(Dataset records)
===============

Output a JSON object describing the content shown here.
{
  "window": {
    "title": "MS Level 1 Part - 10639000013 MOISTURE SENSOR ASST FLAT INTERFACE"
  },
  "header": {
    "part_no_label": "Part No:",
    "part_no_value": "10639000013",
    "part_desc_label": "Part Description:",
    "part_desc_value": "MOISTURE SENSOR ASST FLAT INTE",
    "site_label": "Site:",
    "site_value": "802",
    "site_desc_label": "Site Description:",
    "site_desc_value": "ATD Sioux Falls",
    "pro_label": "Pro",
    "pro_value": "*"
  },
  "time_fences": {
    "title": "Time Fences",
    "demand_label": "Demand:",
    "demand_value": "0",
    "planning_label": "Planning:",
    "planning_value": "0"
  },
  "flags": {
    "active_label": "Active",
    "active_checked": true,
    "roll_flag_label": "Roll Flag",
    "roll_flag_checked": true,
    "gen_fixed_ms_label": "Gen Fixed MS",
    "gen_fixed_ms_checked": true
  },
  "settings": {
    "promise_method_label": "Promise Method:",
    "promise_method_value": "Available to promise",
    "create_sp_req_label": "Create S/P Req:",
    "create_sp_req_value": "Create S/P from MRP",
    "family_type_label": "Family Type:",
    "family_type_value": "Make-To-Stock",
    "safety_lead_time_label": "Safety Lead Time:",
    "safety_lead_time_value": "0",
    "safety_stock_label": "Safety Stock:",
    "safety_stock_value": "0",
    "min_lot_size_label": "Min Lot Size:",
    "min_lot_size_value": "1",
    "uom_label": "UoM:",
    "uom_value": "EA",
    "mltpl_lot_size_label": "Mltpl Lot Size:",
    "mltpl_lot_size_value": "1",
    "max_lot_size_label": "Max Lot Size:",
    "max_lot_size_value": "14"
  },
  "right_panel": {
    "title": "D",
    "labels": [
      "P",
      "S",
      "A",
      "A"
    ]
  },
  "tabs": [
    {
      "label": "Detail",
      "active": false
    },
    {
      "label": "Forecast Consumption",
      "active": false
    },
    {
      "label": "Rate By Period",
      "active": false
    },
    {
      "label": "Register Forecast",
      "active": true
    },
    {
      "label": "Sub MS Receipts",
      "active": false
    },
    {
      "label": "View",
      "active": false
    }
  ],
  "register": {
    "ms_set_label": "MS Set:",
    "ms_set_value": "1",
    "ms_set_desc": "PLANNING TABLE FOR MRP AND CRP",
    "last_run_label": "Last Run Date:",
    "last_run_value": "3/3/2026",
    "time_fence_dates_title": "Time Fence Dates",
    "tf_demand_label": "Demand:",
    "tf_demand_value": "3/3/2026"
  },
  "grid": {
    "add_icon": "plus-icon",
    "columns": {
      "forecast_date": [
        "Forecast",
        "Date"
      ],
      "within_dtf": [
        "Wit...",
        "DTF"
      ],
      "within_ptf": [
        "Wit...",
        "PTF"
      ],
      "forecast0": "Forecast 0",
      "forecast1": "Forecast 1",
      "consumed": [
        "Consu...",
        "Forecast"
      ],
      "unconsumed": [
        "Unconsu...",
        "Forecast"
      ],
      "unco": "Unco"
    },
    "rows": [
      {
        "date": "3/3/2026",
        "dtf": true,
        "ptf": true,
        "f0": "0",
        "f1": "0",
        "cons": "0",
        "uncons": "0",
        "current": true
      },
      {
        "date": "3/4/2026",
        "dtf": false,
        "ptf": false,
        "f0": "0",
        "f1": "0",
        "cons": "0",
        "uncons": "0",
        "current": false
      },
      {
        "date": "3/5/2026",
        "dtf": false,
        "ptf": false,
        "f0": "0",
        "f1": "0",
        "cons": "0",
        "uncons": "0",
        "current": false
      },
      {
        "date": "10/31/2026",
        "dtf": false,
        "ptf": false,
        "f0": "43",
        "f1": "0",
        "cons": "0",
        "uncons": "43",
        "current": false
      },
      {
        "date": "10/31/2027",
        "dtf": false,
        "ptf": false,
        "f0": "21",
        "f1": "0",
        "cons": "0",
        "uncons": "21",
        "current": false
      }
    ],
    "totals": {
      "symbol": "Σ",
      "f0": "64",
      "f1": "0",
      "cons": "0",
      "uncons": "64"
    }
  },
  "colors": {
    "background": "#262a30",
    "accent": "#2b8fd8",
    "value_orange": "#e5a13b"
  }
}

===============

Show the lines where the word "MOISTURE" appears in the entries.

    "title": "MS Level 1 Part - 10639000013 MOISTURE SENSOR ASST FLAT INTERFACE"
    "part_desc_value": "MOISTURE SENSOR ASST FLAT INTE",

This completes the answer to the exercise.